> **Brief**:
Omit every picture and output the rest of the records exactly as they are.

· · ·

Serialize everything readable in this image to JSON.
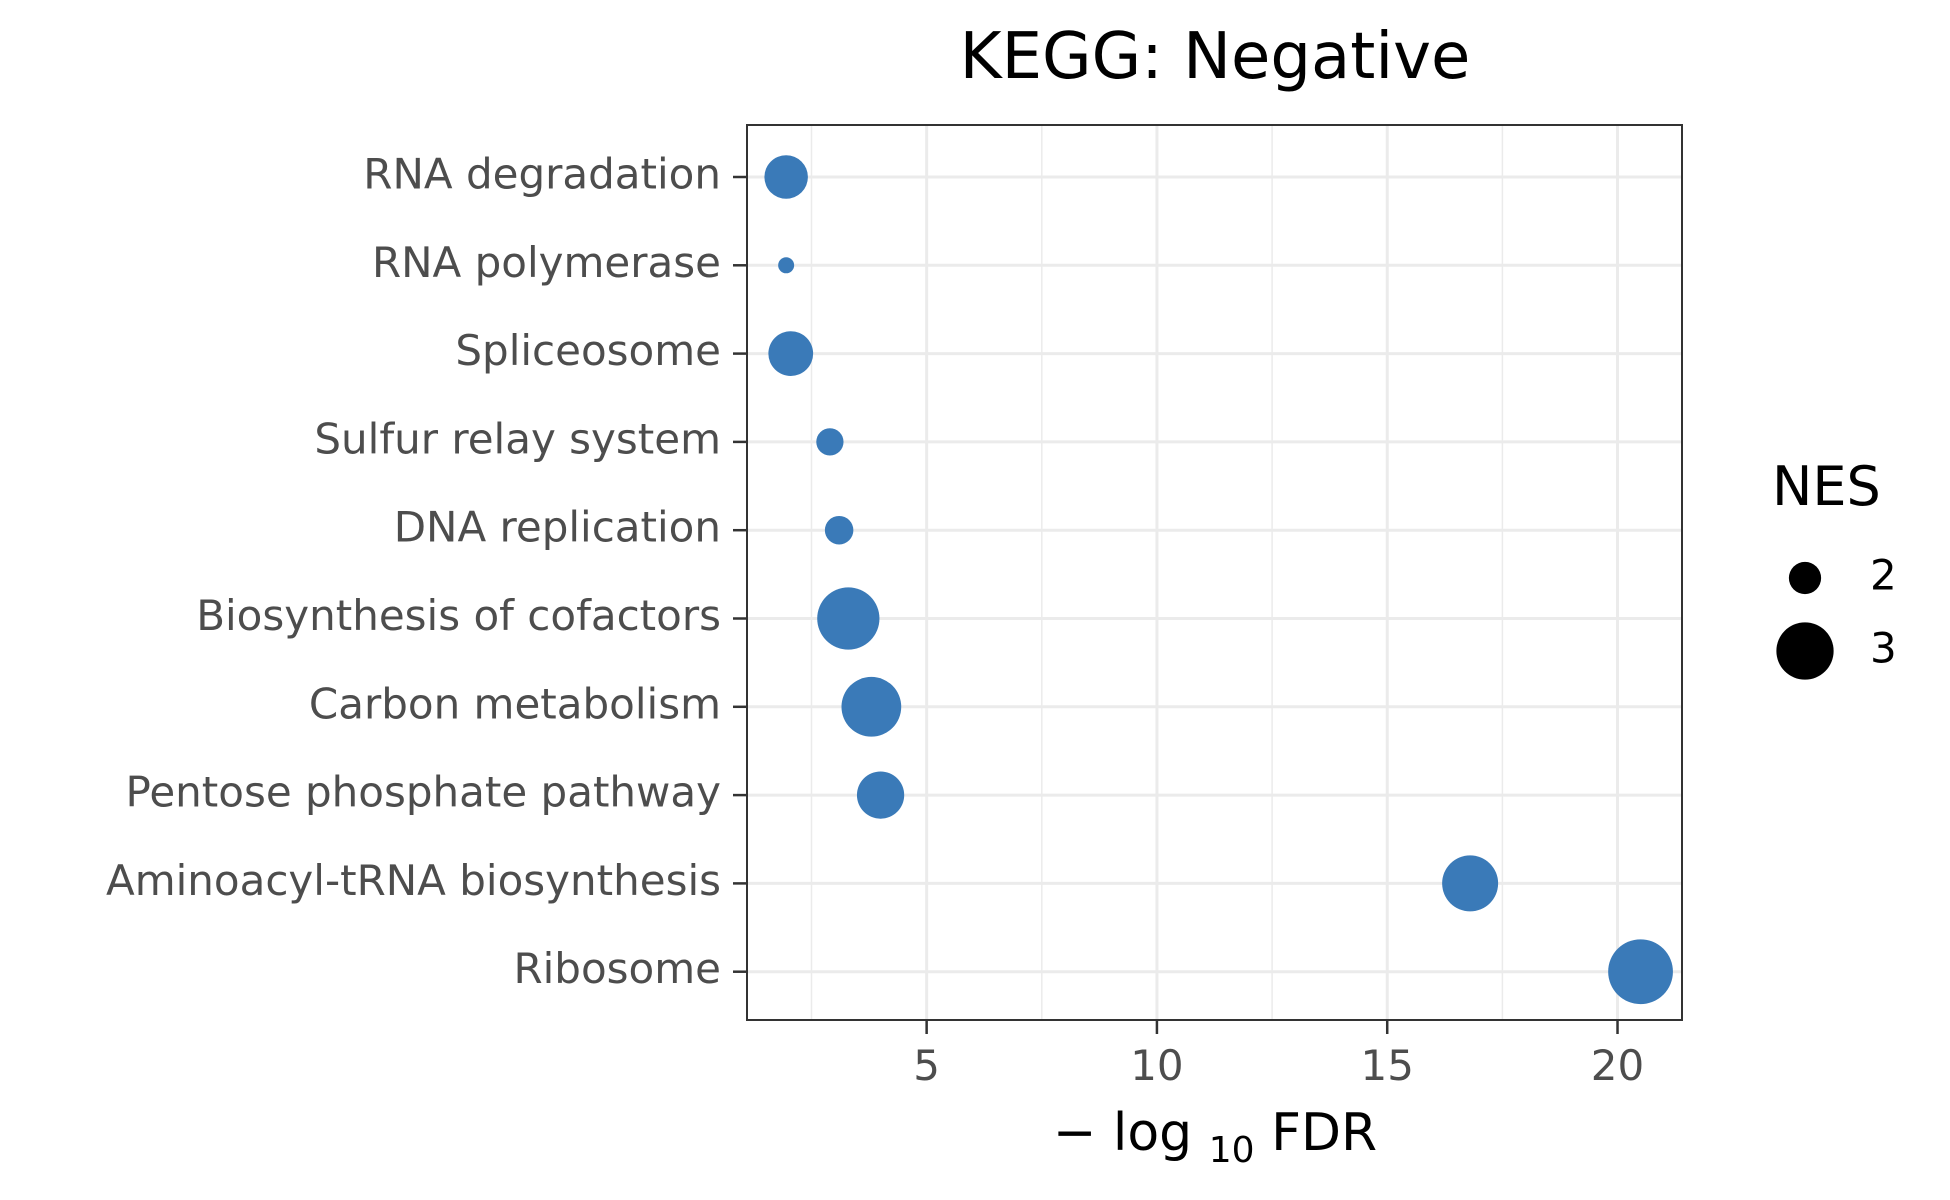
{
  "chart_data": {
    "type": "scatter",
    "title": "KEGG: Negative",
    "xlabel": {
      "minus": "−",
      "base": "log",
      "subscript": "10",
      "suffix": "FDR"
    },
    "ylabel": "",
    "xlim": [
      1.1,
      21.4
    ],
    "x_ticks": [
      5,
      10,
      15,
      20
    ],
    "categories": [
      "RNA degradation",
      "RNA polymerase",
      "Spliceosome",
      "Sulfur relay system",
      "DNA replication",
      "Biosynthesis of cofactors",
      "Carbon metabolism",
      "Pentose phosphate pathway",
      "Aminoacyl-tRNA biosynthesis",
      "Ribosome"
    ],
    "points": [
      {
        "category": "RNA degradation",
        "x": 1.95,
        "nes": 2.45
      },
      {
        "category": "RNA polymerase",
        "x": 1.95,
        "nes": 1.35
      },
      {
        "category": "Spliceosome",
        "x": 2.05,
        "nes": 2.5
      },
      {
        "category": "Sulfur relay system",
        "x": 2.9,
        "nes": 1.8
      },
      {
        "category": "DNA replication",
        "x": 3.1,
        "nes": 1.85
      },
      {
        "category": "Biosynthesis of cofactors",
        "x": 3.3,
        "nes": 3.2
      },
      {
        "category": "Carbon metabolism",
        "x": 3.8,
        "nes": 3.1
      },
      {
        "category": "Pentose phosphate pathway",
        "x": 4.0,
        "nes": 2.6
      },
      {
        "category": "Aminoacyl-tRNA biosynthesis",
        "x": 16.8,
        "nes": 2.95
      },
      {
        "category": "Ribosome",
        "x": 20.5,
        "nes": 3.3
      }
    ],
    "point_color": "#3a7ab8",
    "grid": true,
    "legend": {
      "title": "NES",
      "position": "right",
      "entries": [
        {
          "label": "2",
          "nes": 2
        },
        {
          "label": "3",
          "nes": 3
        }
      ],
      "marker_color": "#000000"
    }
  }
}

· · ·

> **Exercise response**:
Serialize everything readable in this image to JSON.
{
  "chart_data": {
    "type": "scatter",
    "title": "KEGG: Negative",
    "xlabel": {
      "minus": "−",
      "base": "log",
      "subscript": "10",
      "suffix": "FDR"
    },
    "ylabel": "",
    "xlim": [
      1.1,
      21.4
    ],
    "x_ticks": [
      5,
      10,
      15,
      20
    ],
    "categories": [
      "RNA degradation",
      "RNA polymerase",
      "Spliceosome",
      "Sulfur relay system",
      "DNA replication",
      "Biosynthesis of cofactors",
      "Carbon metabolism",
      "Pentose phosphate pathway",
      "Aminoacyl-tRNA biosynthesis",
      "Ribosome"
    ],
    "points": [
      {
        "category": "RNA degradation",
        "x": 1.95,
        "nes": 2.45
      },
      {
        "category": "RNA polymerase",
        "x": 1.95,
        "nes": 1.35
      },
      {
        "category": "Spliceosome",
        "x": 2.05,
        "nes": 2.5
      },
      {
        "category": "Sulfur relay system",
        "x": 2.9,
        "nes": 1.8
      },
      {
        "category": "DNA replication",
        "x": 3.1,
        "nes": 1.85
      },
      {
        "category": "Biosynthesis of cofactors",
        "x": 3.3,
        "nes": 3.2
      },
      {
        "category": "Carbon metabolism",
        "x": 3.8,
        "nes": 3.1
      },
      {
        "category": "Pentose phosphate pathway",
        "x": 4.0,
        "nes": 2.6
      },
      {
        "category": "Aminoacyl-tRNA biosynthesis",
        "x": 16.8,
        "nes": 2.95
      },
      {
        "category": "Ribosome",
        "x": 20.5,
        "nes": 3.3
      }
    ],
    "point_color": "#3a7ab8",
    "grid": true,
    "legend": {
      "title": "NES",
      "position": "right",
      "entries": [
        {
          "label": "2",
          "nes": 2
        },
        {
          "label": "3",
          "nes": 3
        }
      ],
      "marker_color": "#000000"
    }
  }
}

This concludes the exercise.